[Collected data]
· · · · ·

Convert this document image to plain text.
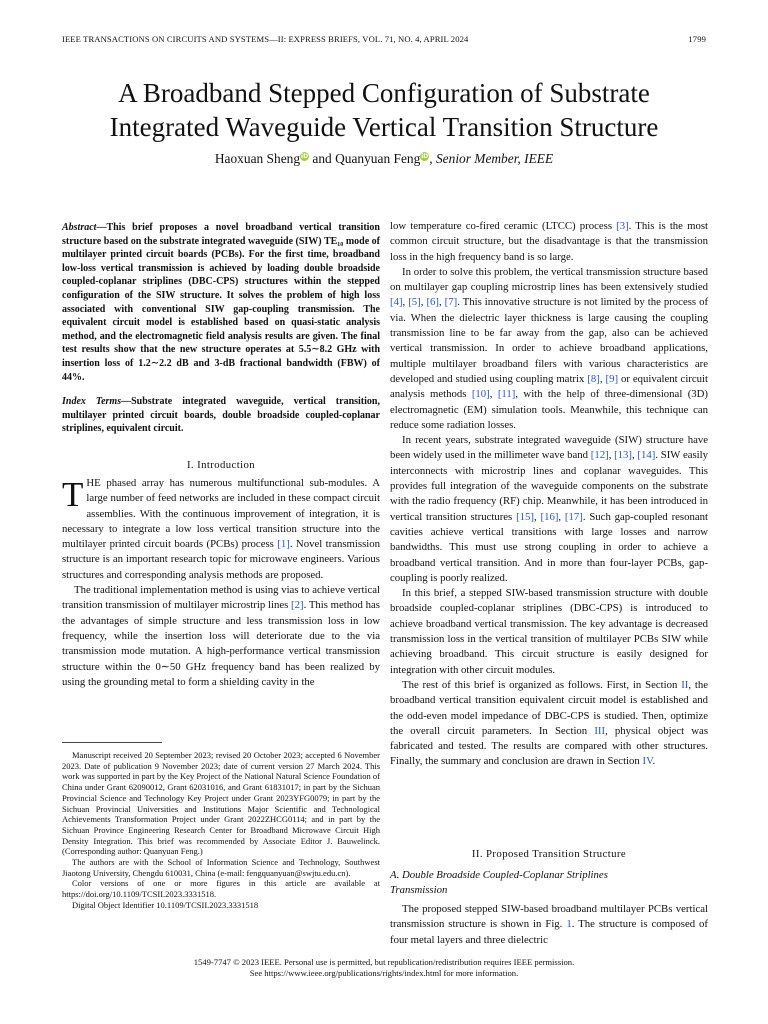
IEEE TRANSACTIONS ON CIRCUITS AND SYSTEMS—II: EXPRESS BRIEFS, VOL. 71, NO. 4, APRIL 2024	1799
A Broadband Stepped Configuration of Substrate
Integrated Waveguide Vertical Transition Structure
Haoxuan ShengiD and Quanyuan FengiD, Senior Member, IEEE
Abstract—This brief proposes a novel broadband vertical transition structure based on the substrate integrated waveguide (SIW) TE₁₀ mode of multilayer printed circuit boards (PCBs). For the first time, broadband low-loss vertical transmission is achieved by loading double broadside coupled-coplanar striplines (DBC-CPS) structures within the stepped configuration of the SIW structure. It solves the problem of high loss associated with conventional SIW gap-coupling transmission. The equivalent circuit model is established based on quasi-static analysis method, and the electromagnetic field analysis results are given. The final test results show that the new structure operates at 5.5∼8.2 GHz with insertion loss of 1.2∼2.2 dB and 3-dB fractional bandwidth (FBW) of 44%.
Index Terms—Substrate integrated waveguide, vertical transition, multilayer printed circuit boards, double broadside coupled-coplanar striplines, equivalent circuit.
I. Introduction

THE phased array has numerous multifunctional sub-modules. A large number of feed networks are included in these compact circuit assemblies. With the continuous improvement of integration, it is necessary to integrate a low loss vertical transition structure into the multilayer printed circuit boards (PCBs) process [1]. Novel transmission structure is an important research topic for microwave engineers. Various structures and corresponding analysis methods are proposed.

The traditional implementation method is using vias to achieve vertical transition transmission of multilayer microstrip lines [2]. This method has the advantages of simple structure and less transmission loss in low frequency, while the insertion loss will deteriorate due to the via transmission mode mutation. A high-performance vertical transmission structure within the 0∼50 GHz frequency band has been realized by using the grounding metal to form a shielding cavity in the

Manuscript received 20 September 2023; revised 20 October 2023; accepted 6 November 2023. Date of publication 9 November 2023; date of current version 27 March 2024. This work was supported in part by the Key Project of the National Natural Science Foundation of China under Grant 62090012, Grant 62031016, and Grant 61831017; in part by the Sichuan Provincial Science and Technology Key Project under Grant 2023YFG0079; in part by the Sichuan Provincial Universities and Institutions Major Scientific and Technological Achievements Transformation Project under Grant 2022ZHCG0114; and in part by the Sichuan Province Engineering Research Center for Broadband Microwave Circuit High Density Integration. This brief was recommended by Associate Editor J. Bauwelinck. (Corresponding author: Quanyuan Feng.)

The authors are with the School of Information Science and Technology, Southwest Jiaotong University, Chengdu 610031, China (e-mail: fengquanyuan@swjtu.edu.cn).

Color versions of one or more figures in this article are available at https://doi.org/10.1109/TCSII.2023.3331518.

Digital Object Identifier 10.1109/TCSII.2023.3331518

low temperature co-fired ceramic (LTCC) process [3]. This is the most common circuit structure, but the disadvantage is that the transmission loss in the high frequency band is so large.

In order to solve this problem, the vertical transmission structure based on multilayer gap coupling microstrip lines has been extensively studied [4], [5], [6], [7]. This innovative structure is not limited by the process of via. When the dielectric layer thickness is large causing the coupling transmission line to be far away from the gap, also can be achieved vertical transmission. In order to achieve broadband applications, multiple multilayer broadband filers with various characteristics are developed and studied using coupling matrix [8], [9] or equivalent circuit analysis methods [10], [11], with the help of three-dimensional (3D) electromagnetic (EM) simulation tools. Meanwhile, this technique can reduce some radiation losses.

In recent years, substrate integrated waveguide (SIW) structure have been widely used in the millimeter wave band [12], [13], [14]. SIW easily interconnects with microstrip lines and coplanar waveguides. This provides full integration of the waveguide components on the substrate with the radio frequency (RF) chip. Meanwhile, it has been introduced in vertical transition structures [15], [16], [17]. Such gap-coupled resonant cavities achieve vertical transitions with large losses and narrow bandwidths. This must use strong coupling in order to achieve a broadband vertical transition. And in more than four-layer PCBs, gap-coupling is poorly realized.

In this brief, a stepped SIW-based transmission structure with double broadside coupled-coplanar striplines (DBC-CPS) is introduced to achieve broadband vertical transmission. The key advantage is decreased transmission loss in the vertical transition of multilayer PCBs SIW while achieving broadband. This circuit structure is easily designed for integration with other circuit modules.

The rest of this brief is organized as follows. First, in Section II, the broadband vertical transition equivalent circuit model is established and the odd-even model impedance of DBC-CPS is studied. Then, optimize the overall circuit parameters. In Section III, physical object was fabricated and tested. The results are compared with other structures. Finally, the summary and conclusion are drawn in Section IV.

II. Proposed Transition Structure
A. Double Broadside Coupled-Coplanar Striplines
Transmission

The proposed stepped SIW-based broadband multilayer PCBs vertical transmission structure is shown in Fig. 1. The structure is composed of four metal layers and three dielectric

1549-7747 © 2023 IEEE. Personal use is permitted, but republication/redistribution requires IEEE permission.
See https://www.ieee.org/publications/rights/index.html for more information.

· · · · ·

What is the number of lines that hold the string "https"? Give it alone.

2